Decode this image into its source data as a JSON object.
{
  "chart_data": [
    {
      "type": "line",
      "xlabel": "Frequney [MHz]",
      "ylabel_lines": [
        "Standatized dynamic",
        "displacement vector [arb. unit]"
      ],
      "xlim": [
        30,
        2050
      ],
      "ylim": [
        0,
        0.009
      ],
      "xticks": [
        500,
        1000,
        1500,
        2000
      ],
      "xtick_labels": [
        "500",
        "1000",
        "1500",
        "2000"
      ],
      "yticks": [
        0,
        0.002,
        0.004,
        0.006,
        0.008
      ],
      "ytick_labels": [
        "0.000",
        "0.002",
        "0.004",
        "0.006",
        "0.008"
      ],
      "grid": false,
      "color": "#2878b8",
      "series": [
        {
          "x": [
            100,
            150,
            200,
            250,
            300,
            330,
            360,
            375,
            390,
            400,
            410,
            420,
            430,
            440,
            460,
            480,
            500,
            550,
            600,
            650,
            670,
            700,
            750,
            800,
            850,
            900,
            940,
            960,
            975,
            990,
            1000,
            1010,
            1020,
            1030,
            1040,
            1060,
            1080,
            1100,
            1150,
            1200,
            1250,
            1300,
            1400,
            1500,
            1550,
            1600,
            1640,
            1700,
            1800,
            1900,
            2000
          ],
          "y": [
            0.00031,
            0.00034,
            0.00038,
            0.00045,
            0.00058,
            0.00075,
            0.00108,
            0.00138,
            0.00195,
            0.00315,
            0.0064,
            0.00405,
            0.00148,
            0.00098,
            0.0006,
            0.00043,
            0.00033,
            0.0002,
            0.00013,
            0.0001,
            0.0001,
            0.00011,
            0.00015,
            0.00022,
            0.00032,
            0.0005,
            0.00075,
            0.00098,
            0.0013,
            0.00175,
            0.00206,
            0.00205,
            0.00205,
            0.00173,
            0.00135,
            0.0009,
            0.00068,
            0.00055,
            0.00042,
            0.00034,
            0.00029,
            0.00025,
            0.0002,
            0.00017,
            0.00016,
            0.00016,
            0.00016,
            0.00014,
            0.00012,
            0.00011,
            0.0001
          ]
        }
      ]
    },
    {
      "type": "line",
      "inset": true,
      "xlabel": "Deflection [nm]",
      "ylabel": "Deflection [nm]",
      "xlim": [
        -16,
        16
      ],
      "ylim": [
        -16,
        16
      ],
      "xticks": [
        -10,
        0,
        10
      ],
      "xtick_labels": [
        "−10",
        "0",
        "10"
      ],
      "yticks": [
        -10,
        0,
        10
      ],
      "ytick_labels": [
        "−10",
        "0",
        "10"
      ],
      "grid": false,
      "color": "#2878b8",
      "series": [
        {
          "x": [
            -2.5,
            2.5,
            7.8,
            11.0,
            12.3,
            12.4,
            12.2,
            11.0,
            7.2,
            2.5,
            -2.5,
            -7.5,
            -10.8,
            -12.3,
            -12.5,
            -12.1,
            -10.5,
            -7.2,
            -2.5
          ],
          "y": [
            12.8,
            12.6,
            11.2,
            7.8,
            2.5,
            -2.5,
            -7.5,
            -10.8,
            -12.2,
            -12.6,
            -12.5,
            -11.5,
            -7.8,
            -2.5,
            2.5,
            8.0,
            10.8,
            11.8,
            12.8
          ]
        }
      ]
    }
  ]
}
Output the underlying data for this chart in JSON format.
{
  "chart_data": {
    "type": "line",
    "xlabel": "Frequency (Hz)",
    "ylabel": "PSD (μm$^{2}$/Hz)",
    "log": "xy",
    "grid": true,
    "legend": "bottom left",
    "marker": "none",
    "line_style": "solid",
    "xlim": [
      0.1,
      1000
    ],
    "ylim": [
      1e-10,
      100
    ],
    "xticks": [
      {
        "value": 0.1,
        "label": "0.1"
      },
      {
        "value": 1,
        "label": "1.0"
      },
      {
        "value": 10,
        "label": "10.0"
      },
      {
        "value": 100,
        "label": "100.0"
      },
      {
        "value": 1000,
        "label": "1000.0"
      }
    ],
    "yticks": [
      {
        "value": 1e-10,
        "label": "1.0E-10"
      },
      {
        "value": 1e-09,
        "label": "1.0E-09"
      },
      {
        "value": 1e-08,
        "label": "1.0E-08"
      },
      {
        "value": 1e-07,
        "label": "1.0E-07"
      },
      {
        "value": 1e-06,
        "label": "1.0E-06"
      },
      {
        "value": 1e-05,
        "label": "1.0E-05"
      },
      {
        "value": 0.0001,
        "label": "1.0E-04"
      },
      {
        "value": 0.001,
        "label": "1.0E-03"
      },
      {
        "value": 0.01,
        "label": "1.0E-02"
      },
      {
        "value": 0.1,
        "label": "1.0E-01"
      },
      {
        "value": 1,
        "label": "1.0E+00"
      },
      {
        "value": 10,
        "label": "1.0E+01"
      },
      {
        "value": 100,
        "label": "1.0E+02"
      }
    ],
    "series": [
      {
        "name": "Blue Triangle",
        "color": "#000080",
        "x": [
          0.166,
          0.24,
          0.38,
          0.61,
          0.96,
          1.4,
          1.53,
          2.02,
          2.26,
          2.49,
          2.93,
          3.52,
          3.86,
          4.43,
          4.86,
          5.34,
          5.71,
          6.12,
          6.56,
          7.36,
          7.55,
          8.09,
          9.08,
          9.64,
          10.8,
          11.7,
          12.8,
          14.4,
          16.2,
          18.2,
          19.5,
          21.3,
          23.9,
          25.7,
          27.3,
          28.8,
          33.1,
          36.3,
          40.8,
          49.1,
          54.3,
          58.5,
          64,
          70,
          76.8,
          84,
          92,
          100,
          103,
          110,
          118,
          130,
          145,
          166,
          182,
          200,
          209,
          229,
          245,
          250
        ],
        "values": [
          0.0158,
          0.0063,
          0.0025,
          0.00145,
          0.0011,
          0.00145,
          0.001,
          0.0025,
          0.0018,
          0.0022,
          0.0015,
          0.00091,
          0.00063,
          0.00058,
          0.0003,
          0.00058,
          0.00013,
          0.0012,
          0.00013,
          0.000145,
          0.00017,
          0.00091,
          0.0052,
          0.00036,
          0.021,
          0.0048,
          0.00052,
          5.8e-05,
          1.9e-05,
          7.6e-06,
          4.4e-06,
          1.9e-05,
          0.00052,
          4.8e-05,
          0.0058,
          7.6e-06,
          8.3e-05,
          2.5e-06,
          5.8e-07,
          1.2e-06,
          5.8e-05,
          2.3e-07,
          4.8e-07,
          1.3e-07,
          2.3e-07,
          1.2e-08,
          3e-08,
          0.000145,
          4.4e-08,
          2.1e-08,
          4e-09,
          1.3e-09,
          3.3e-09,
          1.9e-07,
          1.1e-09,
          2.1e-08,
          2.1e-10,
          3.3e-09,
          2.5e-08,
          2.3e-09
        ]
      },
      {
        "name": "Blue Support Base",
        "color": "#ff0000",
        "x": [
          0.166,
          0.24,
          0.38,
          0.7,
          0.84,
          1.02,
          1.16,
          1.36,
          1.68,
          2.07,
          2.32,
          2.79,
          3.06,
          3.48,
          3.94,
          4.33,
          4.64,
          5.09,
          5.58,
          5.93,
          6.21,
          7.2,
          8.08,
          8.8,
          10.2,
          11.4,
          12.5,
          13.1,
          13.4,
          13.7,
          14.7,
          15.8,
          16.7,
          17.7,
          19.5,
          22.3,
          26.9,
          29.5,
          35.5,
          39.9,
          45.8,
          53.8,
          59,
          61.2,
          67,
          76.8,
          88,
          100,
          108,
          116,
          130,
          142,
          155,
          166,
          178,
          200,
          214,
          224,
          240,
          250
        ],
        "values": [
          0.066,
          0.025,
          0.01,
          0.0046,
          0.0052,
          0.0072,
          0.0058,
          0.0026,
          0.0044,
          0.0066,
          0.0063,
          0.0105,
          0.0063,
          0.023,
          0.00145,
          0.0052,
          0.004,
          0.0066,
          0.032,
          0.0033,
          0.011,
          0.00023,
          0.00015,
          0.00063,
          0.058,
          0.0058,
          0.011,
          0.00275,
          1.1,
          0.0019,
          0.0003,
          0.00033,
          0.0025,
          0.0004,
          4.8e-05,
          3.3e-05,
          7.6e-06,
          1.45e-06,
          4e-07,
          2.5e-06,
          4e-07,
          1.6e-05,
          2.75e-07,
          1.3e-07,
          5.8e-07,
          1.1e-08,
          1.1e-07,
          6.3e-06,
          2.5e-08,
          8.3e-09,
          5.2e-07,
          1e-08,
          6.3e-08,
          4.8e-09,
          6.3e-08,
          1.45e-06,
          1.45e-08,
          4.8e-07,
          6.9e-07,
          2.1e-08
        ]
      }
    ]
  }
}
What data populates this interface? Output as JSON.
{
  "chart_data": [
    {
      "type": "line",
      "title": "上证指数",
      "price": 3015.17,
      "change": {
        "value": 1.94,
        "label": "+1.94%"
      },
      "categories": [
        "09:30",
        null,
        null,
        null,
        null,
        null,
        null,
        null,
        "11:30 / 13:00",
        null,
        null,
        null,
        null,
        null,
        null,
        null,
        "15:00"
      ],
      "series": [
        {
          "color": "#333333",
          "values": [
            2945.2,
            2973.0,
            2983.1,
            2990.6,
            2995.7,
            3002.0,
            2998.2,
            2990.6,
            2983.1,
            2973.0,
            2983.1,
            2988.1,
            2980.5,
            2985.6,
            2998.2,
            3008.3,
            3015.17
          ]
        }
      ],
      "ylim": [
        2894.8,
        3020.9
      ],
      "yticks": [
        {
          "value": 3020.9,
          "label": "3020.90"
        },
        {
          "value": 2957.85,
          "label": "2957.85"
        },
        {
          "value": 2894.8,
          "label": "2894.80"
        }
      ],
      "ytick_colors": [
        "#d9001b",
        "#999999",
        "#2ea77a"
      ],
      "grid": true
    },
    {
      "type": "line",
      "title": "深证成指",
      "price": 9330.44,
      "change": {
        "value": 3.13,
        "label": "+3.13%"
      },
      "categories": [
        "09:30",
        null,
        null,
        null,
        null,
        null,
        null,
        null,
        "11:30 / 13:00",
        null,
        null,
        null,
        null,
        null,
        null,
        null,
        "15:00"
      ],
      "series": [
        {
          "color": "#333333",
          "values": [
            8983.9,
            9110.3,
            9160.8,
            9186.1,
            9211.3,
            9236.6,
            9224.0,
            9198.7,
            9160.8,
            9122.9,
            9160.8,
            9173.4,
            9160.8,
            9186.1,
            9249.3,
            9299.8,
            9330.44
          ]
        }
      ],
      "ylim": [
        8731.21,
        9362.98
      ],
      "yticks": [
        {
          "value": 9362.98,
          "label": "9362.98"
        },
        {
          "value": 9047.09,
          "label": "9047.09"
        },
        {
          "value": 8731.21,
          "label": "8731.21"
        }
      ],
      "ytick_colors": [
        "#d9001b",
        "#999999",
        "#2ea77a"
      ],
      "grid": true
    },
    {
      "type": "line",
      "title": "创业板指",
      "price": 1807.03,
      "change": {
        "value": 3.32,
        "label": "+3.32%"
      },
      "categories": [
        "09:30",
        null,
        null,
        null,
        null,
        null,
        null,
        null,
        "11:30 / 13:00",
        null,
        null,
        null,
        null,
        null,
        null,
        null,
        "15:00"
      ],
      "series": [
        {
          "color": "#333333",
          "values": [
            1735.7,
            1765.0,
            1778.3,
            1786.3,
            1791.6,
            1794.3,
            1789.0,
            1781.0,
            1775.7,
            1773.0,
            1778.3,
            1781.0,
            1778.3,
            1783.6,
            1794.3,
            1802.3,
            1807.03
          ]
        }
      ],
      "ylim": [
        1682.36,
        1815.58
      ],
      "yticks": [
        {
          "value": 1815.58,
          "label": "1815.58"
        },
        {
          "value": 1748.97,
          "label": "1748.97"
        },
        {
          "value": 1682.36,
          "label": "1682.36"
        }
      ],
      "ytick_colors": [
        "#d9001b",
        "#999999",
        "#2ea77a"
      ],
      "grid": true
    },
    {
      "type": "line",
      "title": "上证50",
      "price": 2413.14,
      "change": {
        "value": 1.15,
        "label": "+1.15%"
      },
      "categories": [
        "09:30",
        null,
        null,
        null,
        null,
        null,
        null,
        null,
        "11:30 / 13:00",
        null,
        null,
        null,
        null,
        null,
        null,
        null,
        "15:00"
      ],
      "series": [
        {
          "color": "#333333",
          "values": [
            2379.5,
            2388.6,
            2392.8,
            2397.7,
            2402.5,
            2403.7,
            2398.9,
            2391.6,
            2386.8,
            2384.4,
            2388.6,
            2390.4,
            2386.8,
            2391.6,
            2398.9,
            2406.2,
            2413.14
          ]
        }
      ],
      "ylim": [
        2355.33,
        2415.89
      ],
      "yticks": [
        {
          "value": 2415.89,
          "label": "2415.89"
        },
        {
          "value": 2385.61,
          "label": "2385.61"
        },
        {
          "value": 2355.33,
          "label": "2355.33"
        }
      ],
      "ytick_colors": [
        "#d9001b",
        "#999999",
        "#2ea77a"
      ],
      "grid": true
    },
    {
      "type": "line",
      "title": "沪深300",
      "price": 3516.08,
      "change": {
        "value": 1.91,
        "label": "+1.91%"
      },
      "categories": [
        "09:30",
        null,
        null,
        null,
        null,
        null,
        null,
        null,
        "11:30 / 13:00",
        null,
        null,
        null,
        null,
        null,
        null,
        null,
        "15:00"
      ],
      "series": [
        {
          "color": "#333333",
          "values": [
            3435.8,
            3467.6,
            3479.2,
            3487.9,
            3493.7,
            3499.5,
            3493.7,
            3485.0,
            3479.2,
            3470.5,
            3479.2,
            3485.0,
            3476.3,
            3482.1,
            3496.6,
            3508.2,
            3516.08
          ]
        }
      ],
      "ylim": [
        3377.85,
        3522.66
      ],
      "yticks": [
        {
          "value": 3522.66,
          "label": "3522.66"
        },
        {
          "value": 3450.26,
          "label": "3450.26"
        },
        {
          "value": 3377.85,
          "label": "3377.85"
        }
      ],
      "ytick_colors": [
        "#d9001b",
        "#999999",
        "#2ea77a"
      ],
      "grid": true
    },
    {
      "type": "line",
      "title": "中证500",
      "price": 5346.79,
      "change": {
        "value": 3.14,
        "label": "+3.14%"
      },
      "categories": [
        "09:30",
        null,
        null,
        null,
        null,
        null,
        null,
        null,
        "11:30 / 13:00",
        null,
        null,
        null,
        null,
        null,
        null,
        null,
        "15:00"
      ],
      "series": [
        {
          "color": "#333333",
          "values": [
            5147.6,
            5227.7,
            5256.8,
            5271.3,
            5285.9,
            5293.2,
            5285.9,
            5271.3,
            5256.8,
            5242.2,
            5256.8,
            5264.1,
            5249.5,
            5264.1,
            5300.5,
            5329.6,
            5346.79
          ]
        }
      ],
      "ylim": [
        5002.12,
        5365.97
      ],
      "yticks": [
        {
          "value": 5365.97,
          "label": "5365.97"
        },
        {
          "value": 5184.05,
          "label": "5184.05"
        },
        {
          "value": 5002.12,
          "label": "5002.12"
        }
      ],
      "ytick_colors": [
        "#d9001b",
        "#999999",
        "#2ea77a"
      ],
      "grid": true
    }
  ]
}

————

(The problem) Write out every line of the listing that holds the word "name".

(Expected output)
        "name": "Blue Triangle",
        "name": "Blue Support Base",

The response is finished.